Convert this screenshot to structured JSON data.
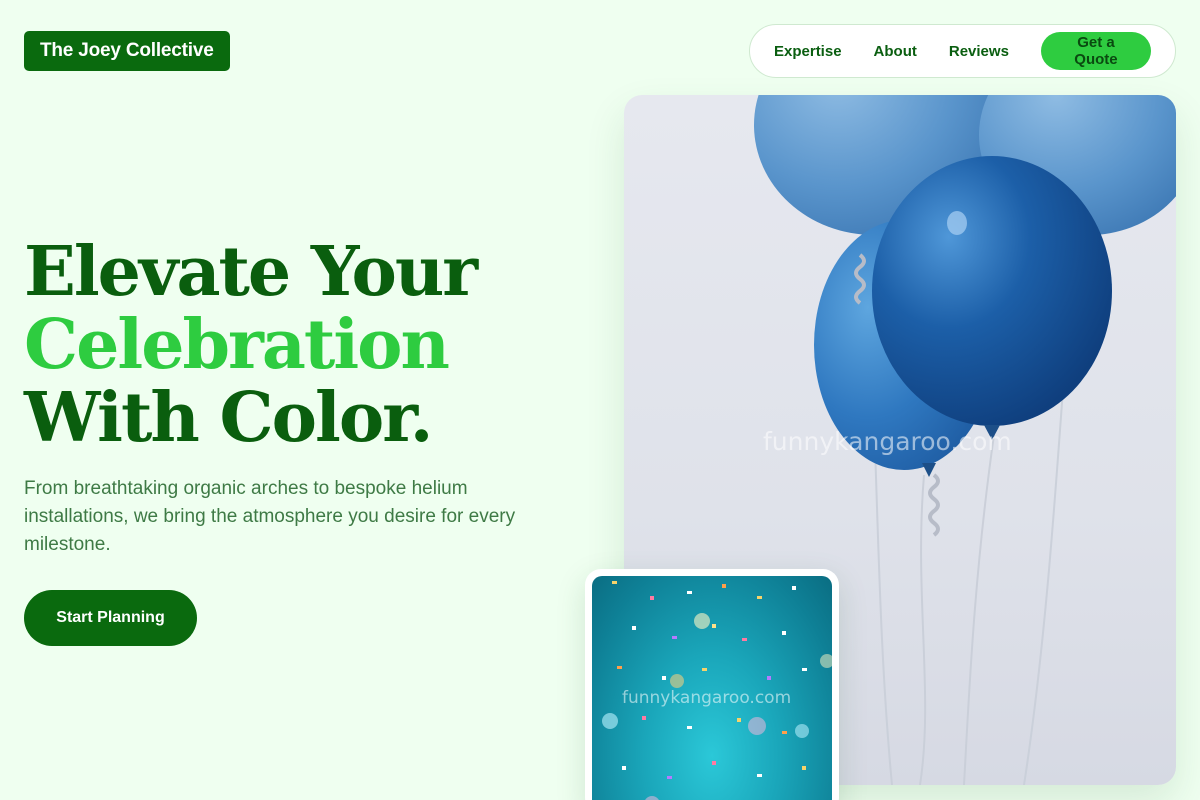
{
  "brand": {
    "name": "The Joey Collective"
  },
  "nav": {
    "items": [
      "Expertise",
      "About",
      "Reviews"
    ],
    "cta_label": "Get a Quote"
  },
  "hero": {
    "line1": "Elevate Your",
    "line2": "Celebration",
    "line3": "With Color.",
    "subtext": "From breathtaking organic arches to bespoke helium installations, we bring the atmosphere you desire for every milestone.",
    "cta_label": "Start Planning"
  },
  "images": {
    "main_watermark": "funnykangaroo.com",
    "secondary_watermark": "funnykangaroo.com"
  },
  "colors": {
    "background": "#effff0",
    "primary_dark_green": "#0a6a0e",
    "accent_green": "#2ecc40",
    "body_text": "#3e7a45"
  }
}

* * *

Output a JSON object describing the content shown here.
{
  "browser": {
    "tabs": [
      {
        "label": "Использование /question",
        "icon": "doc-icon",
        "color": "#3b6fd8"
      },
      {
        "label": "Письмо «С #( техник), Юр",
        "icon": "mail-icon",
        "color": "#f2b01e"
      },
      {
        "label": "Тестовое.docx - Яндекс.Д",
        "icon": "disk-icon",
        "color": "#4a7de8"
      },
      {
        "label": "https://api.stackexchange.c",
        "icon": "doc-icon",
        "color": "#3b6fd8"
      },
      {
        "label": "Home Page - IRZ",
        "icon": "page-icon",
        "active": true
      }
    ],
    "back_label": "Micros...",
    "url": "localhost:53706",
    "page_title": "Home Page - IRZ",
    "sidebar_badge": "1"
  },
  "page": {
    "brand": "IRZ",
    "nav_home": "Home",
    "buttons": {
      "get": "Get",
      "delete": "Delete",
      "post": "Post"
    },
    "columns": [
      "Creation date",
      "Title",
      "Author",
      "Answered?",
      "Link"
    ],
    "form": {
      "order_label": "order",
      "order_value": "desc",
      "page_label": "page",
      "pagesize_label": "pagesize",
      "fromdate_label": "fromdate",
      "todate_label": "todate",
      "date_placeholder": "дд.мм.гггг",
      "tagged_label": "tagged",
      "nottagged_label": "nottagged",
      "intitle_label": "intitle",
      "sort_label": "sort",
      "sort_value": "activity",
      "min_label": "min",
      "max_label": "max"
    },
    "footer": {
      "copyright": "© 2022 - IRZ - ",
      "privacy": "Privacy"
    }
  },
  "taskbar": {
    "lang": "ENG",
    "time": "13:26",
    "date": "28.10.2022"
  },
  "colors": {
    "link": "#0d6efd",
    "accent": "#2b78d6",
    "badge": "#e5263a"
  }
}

* * *

> What the exercise asks
Copy each line of the records that contains the word "Home".

> Result
        "label": "Home Page - IRZ",
    "page_title": "Home Page - IRZ",
    "nav_home": "Home",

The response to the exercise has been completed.